| AIM |
State the number of lines that contain the word "TradingView", and add nothing else.

| AVAILABLE RECORDS |
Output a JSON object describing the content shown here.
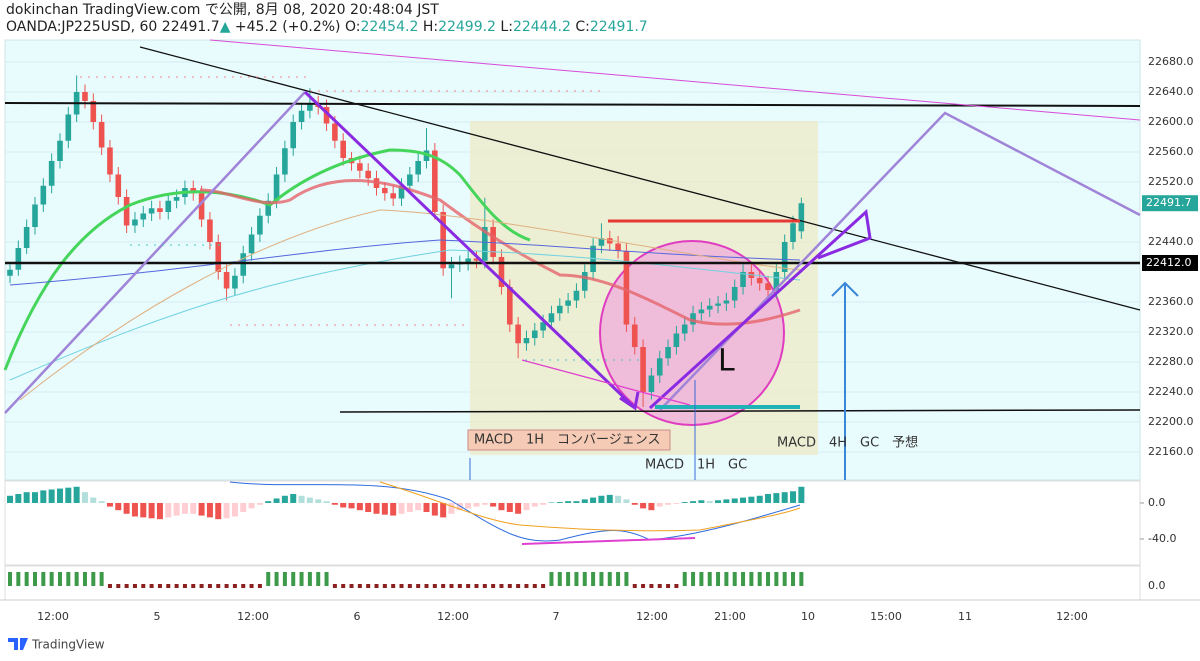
{
  "header": {
    "title": "dokinchan TradingView.com で公開, 8月 08, 2020 20:48:04 JST",
    "symbol": "OANDA:JP225USD, 60",
    "last": "22491.7",
    "arrow": "▲",
    "change": "+45.2 (+0.2%)",
    "open_label": "O:",
    "open": "22454.2",
    "high_label": "H:",
    "high": "22499.2",
    "low_label": "L:",
    "low": "22444.2",
    "close_label": "C:",
    "close": "22491.7"
  },
  "chart_data": {
    "type": "candlestick",
    "up_color": "#26a69a",
    "down_color": "#ef5350",
    "ylim": [
      22122.7,
      22709.3
    ],
    "yticks": [
      {
        "value": 22160,
        "label": "22160.0"
      },
      {
        "value": 22200,
        "label": "22200.0"
      },
      {
        "value": 22240,
        "label": "22240.0"
      },
      {
        "value": 22280,
        "label": "22280.0"
      },
      {
        "value": 22320,
        "label": "22320.0"
      },
      {
        "value": 22360,
        "label": "22360.0"
      },
      {
        "value": 22440,
        "label": "22440.0"
      },
      {
        "value": 22520,
        "label": "22520.0"
      },
      {
        "value": 22560,
        "label": "22560.0"
      },
      {
        "value": 22600,
        "label": "22600.0"
      },
      {
        "value": 22640,
        "label": "22640.0"
      },
      {
        "value": 22680,
        "label": "22680.0"
      }
    ],
    "price_labels": [
      {
        "value": 22491.7,
        "label": "22491.7",
        "color": "#26a69a"
      },
      {
        "value": 22412.0,
        "label": "22412.0",
        "color": "#000000"
      }
    ],
    "xlabels": [
      "12:00",
      "5",
      "12:00",
      "6",
      "12:00",
      "7",
      "12:00",
      "21:00",
      "10",
      "15:00",
      "11",
      "12:00"
    ],
    "candles": [
      [
        22395,
        22410,
        22385,
        22403
      ],
      [
        22403,
        22442,
        22395,
        22432
      ],
      [
        22432,
        22470,
        22424,
        22460
      ],
      [
        22460,
        22500,
        22450,
        22490
      ],
      [
        22490,
        22525,
        22480,
        22515
      ],
      [
        22515,
        22558,
        22505,
        22548
      ],
      [
        22548,
        22585,
        22538,
        22575
      ],
      [
        22575,
        22620,
        22565,
        22610
      ],
      [
        22610,
        22662,
        22600,
        22640
      ],
      [
        22640,
        22650,
        22618,
        22628
      ],
      [
        22628,
        22638,
        22590,
        22600
      ],
      [
        22600,
        22610,
        22556,
        22566
      ],
      [
        22566,
        22576,
        22520,
        22530
      ],
      [
        22530,
        22540,
        22490,
        22500
      ],
      [
        22500,
        22510,
        22452,
        22462
      ],
      [
        22462,
        22480,
        22452,
        22470
      ],
      [
        22470,
        22488,
        22460,
        22478
      ],
      [
        22478,
        22495,
        22468,
        22485
      ],
      [
        22485,
        22495,
        22470,
        22480
      ],
      [
        22480,
        22505,
        22470,
        22495
      ],
      [
        22495,
        22510,
        22485,
        22500
      ],
      [
        22500,
        22522,
        22490,
        22512
      ],
      [
        22512,
        22522,
        22495,
        22505
      ],
      [
        22505,
        22515,
        22460,
        22470
      ],
      [
        22470,
        22480,
        22430,
        22440
      ],
      [
        22440,
        22450,
        22390,
        22400
      ],
      [
        22400,
        22410,
        22362,
        22378
      ],
      [
        22378,
        22405,
        22368,
        22395
      ],
      [
        22395,
        22435,
        22385,
        22425
      ],
      [
        22425,
        22460,
        22415,
        22450
      ],
      [
        22450,
        22485,
        22440,
        22475
      ],
      [
        22475,
        22505,
        22465,
        22495
      ],
      [
        22495,
        22540,
        22485,
        22530
      ],
      [
        22530,
        22575,
        22520,
        22565
      ],
      [
        22565,
        22610,
        22555,
        22600
      ],
      [
        22600,
        22625,
        22590,
        22615
      ],
      [
        22615,
        22645,
        22605,
        22625
      ],
      [
        22625,
        22635,
        22610,
        22620
      ],
      [
        22620,
        22630,
        22588,
        22598
      ],
      [
        22598,
        22608,
        22565,
        22575
      ],
      [
        22575,
        22585,
        22542,
        22552
      ],
      [
        22552,
        22560,
        22535,
        22545
      ],
      [
        22545,
        22555,
        22525,
        22535
      ],
      [
        22535,
        22545,
        22515,
        22525
      ],
      [
        22525,
        22535,
        22502,
        22512
      ],
      [
        22512,
        22520,
        22495,
        22505
      ],
      [
        22505,
        22515,
        22488,
        22498
      ],
      [
        22498,
        22525,
        22488,
        22515
      ],
      [
        22515,
        22540,
        22505,
        22530
      ],
      [
        22530,
        22558,
        22520,
        22548
      ],
      [
        22548,
        22592,
        22538,
        22562
      ],
      [
        22562,
        22572,
        22470,
        22480
      ],
      [
        22480,
        22490,
        22395,
        22405
      ],
      [
        22405,
        22420,
        22365,
        22410
      ],
      [
        22410,
        22422,
        22400,
        22412
      ],
      [
        22412,
        22428,
        22402,
        22418
      ],
      [
        22418,
        22428,
        22405,
        22415
      ],
      [
        22415,
        22499,
        22405,
        22460
      ],
      [
        22460,
        22470,
        22410,
        22420
      ],
      [
        22420,
        22430,
        22370,
        22380
      ],
      [
        22380,
        22390,
        22320,
        22330
      ],
      [
        22330,
        22340,
        22285,
        22305
      ],
      [
        22305,
        22322,
        22295,
        22312
      ],
      [
        22312,
        22332,
        22302,
        22322
      ],
      [
        22322,
        22343,
        22312,
        22333
      ],
      [
        22333,
        22355,
        22323,
        22345
      ],
      [
        22345,
        22365,
        22335,
        22355
      ],
      [
        22355,
        22372,
        22345,
        22362
      ],
      [
        22362,
        22385,
        22352,
        22375
      ],
      [
        22375,
        22410,
        22365,
        22400
      ],
      [
        22400,
        22445,
        22390,
        22435
      ],
      [
        22435,
        22465,
        22425,
        22445
      ],
      [
        22445,
        22455,
        22428,
        22438
      ],
      [
        22438,
        22448,
        22418,
        22428
      ],
      [
        22428,
        22438,
        22320,
        22330
      ],
      [
        22330,
        22340,
        22290,
        22300
      ],
      [
        22300,
        22310,
        22220,
        22240
      ],
      [
        22240,
        22272,
        22230,
        22262
      ],
      [
        22262,
        22295,
        22252,
        22285
      ],
      [
        22285,
        22310,
        22275,
        22300
      ],
      [
        22300,
        22328,
        22290,
        22318
      ],
      [
        22318,
        22340,
        22308,
        22330
      ],
      [
        22330,
        22355,
        22320,
        22345
      ],
      [
        22345,
        22360,
        22335,
        22350
      ],
      [
        22350,
        22365,
        22340,
        22355
      ],
      [
        22355,
        22368,
        22345,
        22358
      ],
      [
        22358,
        22372,
        22348,
        22362
      ],
      [
        22362,
        22390,
        22352,
        22380
      ],
      [
        22380,
        22410,
        22370,
        22400
      ],
      [
        22400,
        22410,
        22382,
        22392
      ],
      [
        22392,
        22402,
        22375,
        22385
      ],
      [
        22385,
        22395,
        22366,
        22376
      ],
      [
        22376,
        22410,
        22366,
        22400
      ],
      [
        22400,
        22450,
        22390,
        22440
      ],
      [
        22440,
        22475,
        22430,
        22465
      ],
      [
        22454.2,
        22499.2,
        22444.2,
        22491.7
      ]
    ],
    "macd": {
      "ylim": [
        -68.9,
        23.3
      ],
      "yticks": [
        {
          "value": 0,
          "label": "0.0"
        },
        {
          "value": -40,
          "label": "-40.0"
        }
      ],
      "histogram": [
        8,
        10,
        12,
        12,
        14,
        15,
        16,
        17,
        18,
        12,
        6,
        2,
        -4,
        -8,
        -12,
        -15,
        -16,
        -17,
        -18,
        -16,
        -14,
        -12,
        -12,
        -14,
        -16,
        -18,
        -17,
        -15,
        -10,
        -6,
        -2,
        2,
        5,
        8,
        10,
        8,
        6,
        4,
        2,
        -2,
        -5,
        -6,
        -8,
        -10,
        -12,
        -13,
        -14,
        -12,
        -10,
        -8,
        -10,
        -14,
        -16,
        -12,
        -8,
        -6,
        -4,
        -2,
        -4,
        -8,
        -10,
        -12,
        -8,
        -4,
        -2,
        0.5,
        1,
        2,
        2,
        4,
        6,
        8,
        9,
        8,
        4,
        -2,
        -6,
        -8,
        -4,
        -2,
        -1,
        1,
        2,
        3,
        2,
        3,
        4,
        5,
        6,
        7,
        8,
        10,
        11,
        12,
        13,
        18
      ]
    },
    "osc": {
      "yticks": [
        {
          "value": 0,
          "label": "0.0"
        }
      ]
    },
    "annotations": {
      "convergence": "MACD　1H　コンバージェンス",
      "gc_1h": "MACD　1H　GC",
      "gc_4h": "MACD　4H　GC　予想",
      "letter": "L"
    },
    "footer": "TradingView"
  }
}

| EXERCISE SOLUTION |
2